### What needs to be done
Report all lines holding "into".

### Data for this exercise
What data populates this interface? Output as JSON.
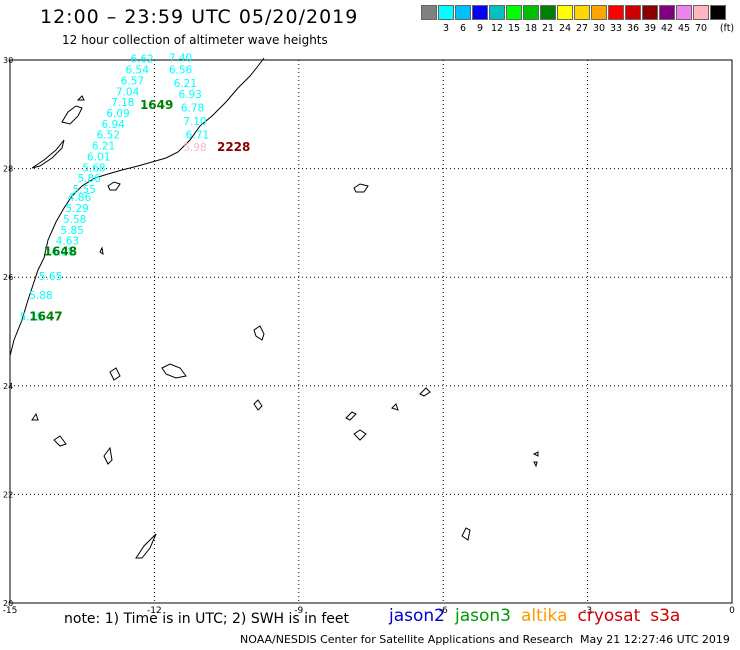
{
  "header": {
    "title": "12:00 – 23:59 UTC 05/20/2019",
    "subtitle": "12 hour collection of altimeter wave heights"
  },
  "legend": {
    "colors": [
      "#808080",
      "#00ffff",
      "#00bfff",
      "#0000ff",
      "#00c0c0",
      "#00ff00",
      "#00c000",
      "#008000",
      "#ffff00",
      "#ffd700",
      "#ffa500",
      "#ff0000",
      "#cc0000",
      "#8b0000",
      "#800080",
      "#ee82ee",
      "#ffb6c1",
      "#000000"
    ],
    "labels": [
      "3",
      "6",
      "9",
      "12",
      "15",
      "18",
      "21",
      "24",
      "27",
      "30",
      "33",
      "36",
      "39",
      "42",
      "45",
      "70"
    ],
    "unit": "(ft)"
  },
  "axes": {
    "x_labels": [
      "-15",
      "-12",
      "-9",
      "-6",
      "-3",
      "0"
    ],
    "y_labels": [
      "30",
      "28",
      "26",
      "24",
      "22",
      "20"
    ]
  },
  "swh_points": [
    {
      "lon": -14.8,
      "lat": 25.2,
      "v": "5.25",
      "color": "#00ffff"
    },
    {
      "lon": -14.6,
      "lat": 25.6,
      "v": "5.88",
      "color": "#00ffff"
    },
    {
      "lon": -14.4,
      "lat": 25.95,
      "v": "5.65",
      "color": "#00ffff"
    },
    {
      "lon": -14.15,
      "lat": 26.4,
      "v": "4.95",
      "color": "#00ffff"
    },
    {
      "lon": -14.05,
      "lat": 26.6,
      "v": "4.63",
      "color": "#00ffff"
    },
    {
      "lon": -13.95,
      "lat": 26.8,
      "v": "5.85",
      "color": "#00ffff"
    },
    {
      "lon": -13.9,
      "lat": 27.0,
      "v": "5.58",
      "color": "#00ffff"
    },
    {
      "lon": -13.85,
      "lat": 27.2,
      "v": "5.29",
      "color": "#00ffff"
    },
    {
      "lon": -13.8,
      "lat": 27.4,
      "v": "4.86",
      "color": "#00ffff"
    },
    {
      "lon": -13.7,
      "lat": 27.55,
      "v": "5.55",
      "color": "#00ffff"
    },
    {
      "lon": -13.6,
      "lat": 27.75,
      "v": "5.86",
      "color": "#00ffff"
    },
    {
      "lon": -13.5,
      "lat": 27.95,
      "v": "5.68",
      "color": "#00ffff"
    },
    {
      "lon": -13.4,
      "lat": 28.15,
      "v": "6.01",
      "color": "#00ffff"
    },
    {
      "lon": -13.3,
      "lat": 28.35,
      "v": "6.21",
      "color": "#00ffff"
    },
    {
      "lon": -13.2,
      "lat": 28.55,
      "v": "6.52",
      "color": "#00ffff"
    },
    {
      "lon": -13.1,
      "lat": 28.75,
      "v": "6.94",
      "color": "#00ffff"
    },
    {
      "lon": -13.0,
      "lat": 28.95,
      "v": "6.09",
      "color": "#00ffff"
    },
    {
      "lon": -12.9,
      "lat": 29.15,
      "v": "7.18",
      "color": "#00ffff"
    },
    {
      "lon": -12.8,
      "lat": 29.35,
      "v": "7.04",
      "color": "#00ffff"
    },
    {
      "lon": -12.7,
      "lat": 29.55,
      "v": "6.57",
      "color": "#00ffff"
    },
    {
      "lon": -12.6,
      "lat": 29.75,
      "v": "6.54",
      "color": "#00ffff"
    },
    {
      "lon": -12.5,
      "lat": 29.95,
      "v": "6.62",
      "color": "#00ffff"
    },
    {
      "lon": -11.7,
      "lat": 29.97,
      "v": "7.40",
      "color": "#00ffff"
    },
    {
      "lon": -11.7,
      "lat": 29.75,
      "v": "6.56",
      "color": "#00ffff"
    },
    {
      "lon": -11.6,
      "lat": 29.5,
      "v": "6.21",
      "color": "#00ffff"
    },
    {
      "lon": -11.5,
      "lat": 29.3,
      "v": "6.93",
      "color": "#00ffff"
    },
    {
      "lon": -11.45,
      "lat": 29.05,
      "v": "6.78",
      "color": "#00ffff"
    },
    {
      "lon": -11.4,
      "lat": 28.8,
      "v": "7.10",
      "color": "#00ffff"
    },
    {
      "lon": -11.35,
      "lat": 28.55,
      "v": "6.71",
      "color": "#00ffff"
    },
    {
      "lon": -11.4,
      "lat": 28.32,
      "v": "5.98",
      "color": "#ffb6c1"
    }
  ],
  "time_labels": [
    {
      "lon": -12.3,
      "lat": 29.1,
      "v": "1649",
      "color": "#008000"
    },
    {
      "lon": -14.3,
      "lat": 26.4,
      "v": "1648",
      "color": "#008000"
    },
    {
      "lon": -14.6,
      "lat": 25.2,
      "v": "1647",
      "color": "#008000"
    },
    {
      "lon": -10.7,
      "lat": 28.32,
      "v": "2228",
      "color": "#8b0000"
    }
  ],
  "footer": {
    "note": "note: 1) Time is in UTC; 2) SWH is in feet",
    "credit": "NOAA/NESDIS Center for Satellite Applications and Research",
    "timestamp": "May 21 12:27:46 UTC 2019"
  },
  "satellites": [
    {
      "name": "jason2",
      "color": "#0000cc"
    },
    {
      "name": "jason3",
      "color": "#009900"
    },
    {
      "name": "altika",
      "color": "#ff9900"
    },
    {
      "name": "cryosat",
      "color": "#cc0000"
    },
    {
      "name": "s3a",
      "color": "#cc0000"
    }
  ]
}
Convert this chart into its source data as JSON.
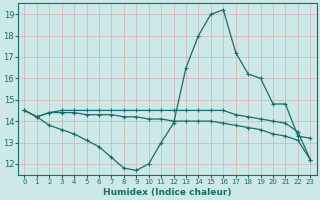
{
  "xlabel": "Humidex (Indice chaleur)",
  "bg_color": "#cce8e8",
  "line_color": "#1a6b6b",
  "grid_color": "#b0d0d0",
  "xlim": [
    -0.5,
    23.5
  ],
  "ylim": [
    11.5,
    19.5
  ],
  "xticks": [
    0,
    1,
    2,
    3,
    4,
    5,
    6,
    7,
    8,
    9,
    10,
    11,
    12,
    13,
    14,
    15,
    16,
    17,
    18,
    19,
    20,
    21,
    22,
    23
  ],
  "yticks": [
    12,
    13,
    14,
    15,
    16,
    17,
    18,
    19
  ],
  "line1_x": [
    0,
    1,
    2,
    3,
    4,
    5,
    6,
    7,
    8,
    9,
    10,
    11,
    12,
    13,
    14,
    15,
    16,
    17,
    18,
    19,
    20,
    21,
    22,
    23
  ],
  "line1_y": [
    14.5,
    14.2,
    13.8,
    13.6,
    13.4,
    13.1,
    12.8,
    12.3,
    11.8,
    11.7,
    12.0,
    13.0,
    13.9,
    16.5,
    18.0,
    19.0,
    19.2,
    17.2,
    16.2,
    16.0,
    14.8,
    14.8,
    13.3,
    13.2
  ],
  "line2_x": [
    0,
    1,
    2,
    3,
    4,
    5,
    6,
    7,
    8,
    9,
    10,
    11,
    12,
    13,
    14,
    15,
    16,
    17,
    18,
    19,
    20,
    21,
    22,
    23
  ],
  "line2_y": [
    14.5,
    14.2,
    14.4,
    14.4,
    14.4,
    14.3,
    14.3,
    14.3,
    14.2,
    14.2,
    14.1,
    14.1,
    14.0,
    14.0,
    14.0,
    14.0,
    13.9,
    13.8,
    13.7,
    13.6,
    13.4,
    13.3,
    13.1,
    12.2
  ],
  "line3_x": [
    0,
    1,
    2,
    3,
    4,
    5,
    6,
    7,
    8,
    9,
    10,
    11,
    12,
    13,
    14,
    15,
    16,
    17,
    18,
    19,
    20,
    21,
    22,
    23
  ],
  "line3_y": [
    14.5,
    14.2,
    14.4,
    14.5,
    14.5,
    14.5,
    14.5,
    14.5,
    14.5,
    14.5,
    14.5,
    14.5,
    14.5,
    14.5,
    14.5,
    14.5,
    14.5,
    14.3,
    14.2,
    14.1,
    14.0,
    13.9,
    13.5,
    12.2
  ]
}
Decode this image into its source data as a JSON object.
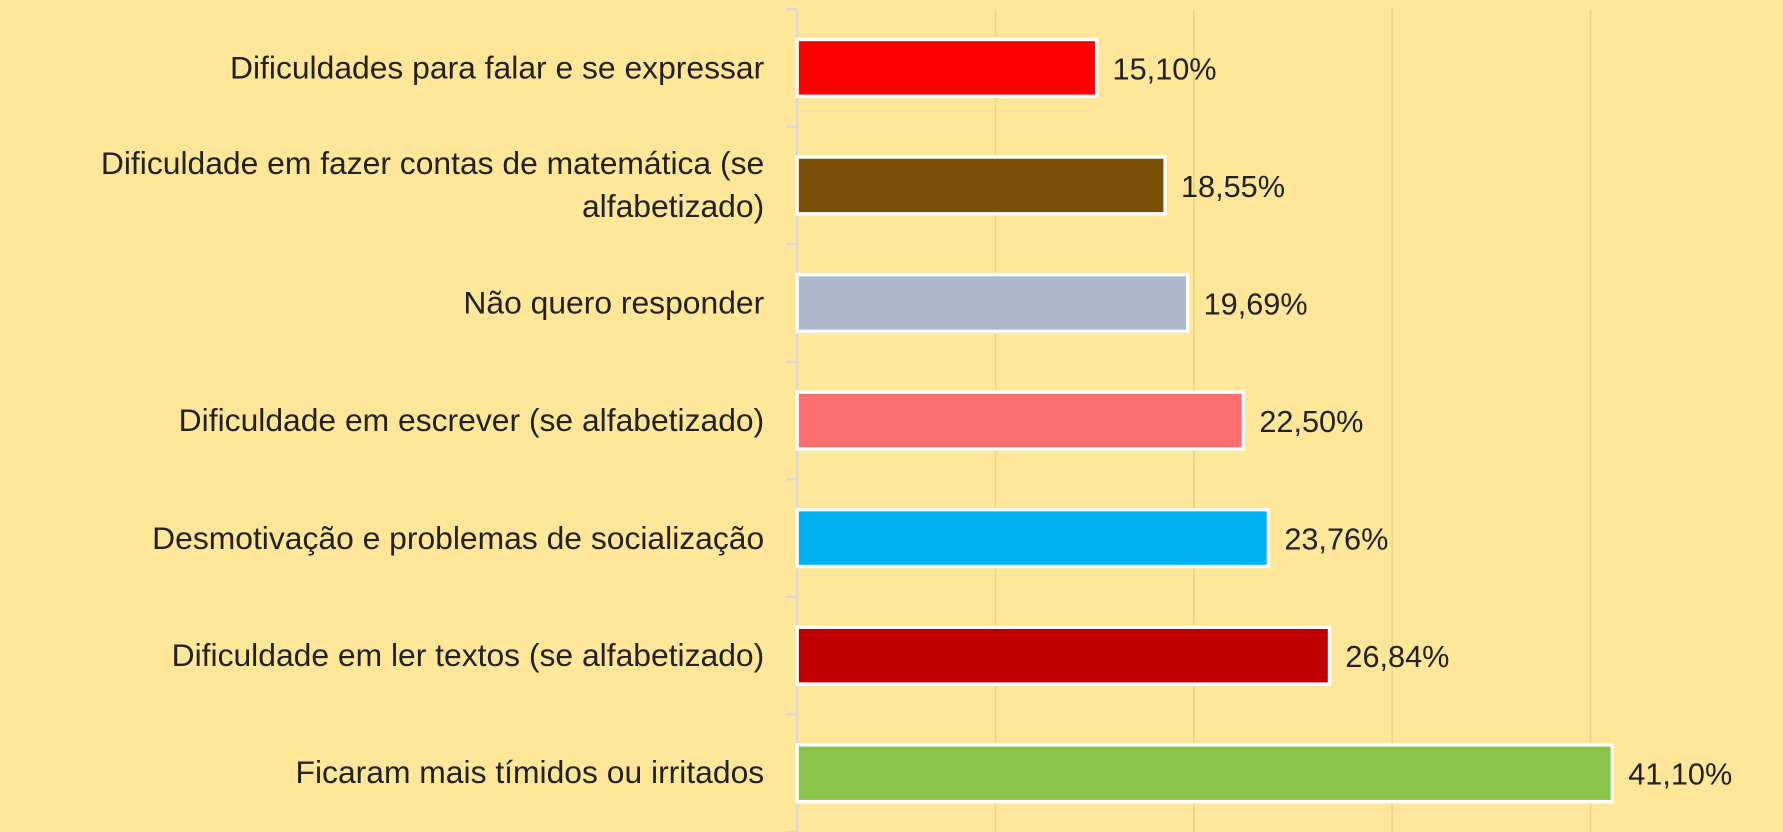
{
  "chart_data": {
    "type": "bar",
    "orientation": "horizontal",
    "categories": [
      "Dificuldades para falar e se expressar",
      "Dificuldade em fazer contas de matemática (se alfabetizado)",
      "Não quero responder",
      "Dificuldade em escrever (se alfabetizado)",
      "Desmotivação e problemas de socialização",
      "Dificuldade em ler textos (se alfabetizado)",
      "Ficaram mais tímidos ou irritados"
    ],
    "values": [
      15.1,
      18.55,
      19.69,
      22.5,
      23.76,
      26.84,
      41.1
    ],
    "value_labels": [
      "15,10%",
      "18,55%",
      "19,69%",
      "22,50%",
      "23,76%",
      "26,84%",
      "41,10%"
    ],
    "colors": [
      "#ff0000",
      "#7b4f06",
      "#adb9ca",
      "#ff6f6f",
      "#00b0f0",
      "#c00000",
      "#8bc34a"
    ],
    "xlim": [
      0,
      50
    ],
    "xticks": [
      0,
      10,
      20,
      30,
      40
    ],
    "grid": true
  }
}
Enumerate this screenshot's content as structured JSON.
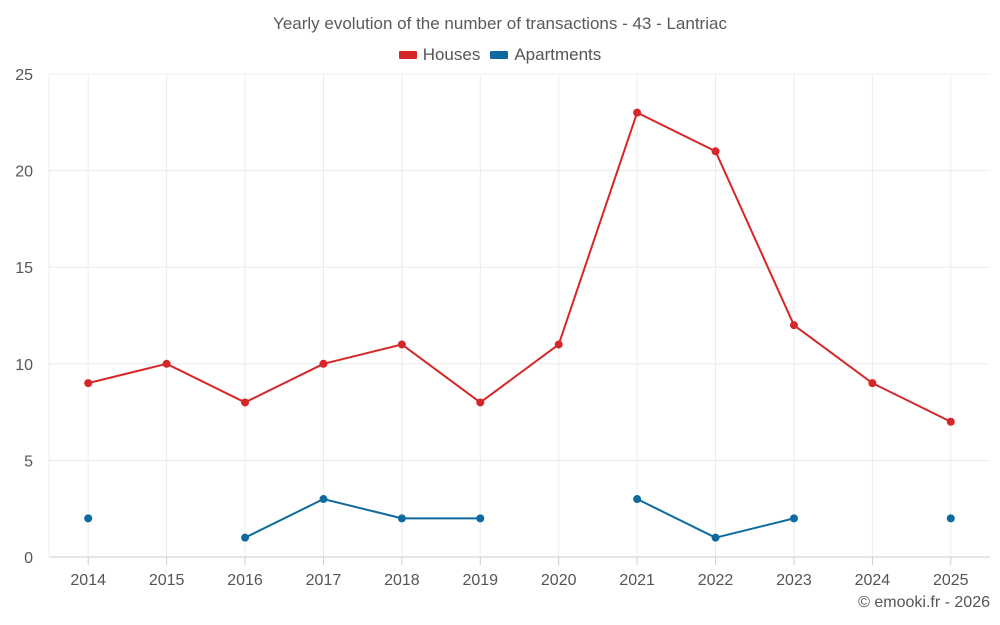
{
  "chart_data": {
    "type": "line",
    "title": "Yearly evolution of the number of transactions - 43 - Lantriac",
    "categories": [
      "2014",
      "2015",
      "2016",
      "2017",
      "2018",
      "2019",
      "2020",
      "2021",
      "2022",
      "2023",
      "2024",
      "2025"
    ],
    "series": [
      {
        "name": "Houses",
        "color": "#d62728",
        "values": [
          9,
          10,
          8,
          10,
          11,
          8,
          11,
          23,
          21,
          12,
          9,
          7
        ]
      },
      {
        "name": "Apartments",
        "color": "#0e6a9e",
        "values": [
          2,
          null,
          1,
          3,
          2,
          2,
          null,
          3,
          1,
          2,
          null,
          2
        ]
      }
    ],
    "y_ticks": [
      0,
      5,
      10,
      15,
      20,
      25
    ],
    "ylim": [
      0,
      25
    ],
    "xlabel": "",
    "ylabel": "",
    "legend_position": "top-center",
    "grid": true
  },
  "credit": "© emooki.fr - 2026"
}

### Answer to this exercise
Convert this chart into its source data as JSON.
Decode this image into its source data as a JSON object.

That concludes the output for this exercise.